+++ Material for the task +++

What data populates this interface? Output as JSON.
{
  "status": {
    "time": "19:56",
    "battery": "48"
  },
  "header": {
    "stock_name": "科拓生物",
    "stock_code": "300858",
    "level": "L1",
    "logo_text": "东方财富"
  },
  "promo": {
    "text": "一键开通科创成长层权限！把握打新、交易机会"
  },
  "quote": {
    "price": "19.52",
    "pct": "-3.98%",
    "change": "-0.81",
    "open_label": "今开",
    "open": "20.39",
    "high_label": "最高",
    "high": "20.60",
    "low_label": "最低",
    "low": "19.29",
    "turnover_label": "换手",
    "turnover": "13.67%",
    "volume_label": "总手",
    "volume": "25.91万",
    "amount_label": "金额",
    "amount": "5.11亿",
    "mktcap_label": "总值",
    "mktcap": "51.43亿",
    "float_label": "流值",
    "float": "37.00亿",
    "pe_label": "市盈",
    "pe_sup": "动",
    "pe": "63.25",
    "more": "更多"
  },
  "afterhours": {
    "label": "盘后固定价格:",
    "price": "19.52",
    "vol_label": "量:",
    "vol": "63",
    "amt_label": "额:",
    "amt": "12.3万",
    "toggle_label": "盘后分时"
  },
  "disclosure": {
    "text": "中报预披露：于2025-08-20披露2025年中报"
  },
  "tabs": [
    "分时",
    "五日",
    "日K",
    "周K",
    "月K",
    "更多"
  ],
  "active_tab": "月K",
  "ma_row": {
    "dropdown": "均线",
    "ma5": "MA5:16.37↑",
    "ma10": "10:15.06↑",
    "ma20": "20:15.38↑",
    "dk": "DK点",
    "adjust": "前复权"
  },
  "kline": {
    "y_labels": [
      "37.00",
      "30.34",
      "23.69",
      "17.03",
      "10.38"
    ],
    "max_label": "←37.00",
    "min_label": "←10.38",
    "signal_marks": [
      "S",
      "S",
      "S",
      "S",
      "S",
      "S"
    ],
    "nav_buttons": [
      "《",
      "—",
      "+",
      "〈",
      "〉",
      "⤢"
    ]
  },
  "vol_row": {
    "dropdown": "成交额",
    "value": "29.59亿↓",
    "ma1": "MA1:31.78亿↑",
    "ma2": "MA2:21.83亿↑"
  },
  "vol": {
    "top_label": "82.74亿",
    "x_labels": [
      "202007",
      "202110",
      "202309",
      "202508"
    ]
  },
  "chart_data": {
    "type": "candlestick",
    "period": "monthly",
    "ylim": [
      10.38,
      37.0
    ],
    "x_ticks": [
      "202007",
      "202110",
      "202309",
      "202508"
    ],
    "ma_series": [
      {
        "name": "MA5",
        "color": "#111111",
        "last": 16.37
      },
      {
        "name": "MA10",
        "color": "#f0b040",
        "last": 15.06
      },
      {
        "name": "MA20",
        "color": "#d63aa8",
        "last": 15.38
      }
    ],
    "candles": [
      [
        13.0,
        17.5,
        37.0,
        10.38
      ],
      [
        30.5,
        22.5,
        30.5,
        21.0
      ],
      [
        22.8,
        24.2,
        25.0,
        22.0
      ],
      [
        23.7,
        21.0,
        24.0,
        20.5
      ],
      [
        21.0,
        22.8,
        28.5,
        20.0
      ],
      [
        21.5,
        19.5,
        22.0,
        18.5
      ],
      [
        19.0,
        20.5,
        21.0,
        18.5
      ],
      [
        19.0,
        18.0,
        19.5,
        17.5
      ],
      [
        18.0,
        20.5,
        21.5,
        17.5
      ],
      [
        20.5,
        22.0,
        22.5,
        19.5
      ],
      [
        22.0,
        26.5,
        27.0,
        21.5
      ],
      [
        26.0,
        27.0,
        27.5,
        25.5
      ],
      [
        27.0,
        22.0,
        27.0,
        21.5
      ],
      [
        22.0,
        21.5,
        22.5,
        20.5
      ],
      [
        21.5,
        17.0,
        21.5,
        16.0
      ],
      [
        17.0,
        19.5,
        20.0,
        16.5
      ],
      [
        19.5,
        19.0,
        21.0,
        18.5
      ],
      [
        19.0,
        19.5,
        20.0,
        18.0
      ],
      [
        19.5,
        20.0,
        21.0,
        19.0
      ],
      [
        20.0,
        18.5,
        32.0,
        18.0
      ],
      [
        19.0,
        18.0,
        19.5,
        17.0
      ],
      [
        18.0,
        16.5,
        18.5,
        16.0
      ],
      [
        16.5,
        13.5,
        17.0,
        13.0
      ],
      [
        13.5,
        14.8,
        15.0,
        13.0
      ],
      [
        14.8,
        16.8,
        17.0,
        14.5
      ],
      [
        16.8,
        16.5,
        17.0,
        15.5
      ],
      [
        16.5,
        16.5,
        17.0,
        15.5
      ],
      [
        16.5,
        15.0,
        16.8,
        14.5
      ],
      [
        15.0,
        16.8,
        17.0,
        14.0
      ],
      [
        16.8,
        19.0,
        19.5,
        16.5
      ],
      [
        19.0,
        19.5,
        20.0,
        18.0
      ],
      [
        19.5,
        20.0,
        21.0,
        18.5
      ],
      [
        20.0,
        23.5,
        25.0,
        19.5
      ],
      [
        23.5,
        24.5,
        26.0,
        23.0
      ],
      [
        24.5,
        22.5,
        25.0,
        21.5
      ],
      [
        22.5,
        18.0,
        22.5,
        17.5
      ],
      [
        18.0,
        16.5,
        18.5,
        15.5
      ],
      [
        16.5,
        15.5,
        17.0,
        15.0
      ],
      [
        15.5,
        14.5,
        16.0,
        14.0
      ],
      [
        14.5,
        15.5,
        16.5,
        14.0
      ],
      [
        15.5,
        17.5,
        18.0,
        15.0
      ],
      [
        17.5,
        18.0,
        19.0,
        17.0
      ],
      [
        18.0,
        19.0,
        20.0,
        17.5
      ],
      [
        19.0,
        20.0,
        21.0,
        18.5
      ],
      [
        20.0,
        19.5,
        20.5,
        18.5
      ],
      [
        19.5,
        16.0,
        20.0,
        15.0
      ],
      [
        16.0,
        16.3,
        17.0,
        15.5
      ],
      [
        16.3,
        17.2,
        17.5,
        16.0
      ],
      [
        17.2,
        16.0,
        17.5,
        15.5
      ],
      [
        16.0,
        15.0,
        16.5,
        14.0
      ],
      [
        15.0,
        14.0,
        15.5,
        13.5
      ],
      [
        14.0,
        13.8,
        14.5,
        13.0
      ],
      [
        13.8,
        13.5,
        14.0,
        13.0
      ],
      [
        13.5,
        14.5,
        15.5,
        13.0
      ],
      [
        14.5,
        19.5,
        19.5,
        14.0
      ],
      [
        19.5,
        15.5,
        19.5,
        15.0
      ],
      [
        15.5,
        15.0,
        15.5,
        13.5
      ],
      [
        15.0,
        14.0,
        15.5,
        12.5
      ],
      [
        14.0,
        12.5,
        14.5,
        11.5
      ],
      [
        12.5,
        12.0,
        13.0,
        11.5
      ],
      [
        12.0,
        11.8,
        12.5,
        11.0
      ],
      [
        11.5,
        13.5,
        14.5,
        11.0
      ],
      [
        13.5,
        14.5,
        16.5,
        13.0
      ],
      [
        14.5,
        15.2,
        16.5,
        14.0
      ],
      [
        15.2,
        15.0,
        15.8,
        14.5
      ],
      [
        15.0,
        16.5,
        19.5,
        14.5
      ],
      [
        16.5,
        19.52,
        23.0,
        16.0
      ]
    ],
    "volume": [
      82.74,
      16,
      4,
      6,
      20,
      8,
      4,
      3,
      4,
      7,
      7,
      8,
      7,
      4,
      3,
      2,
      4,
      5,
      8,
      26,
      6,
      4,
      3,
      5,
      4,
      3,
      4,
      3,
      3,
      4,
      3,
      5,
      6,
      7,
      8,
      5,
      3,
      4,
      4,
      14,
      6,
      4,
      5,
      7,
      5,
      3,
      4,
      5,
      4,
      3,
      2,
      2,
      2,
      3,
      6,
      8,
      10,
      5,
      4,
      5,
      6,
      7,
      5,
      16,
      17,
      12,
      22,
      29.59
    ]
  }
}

+++

== Exercise description ==
Collect every line from the records above that contains the word "color".

== Result ==
        "color": "#111111",
        "color": "#f0b040",
        "color": "#d63aa8",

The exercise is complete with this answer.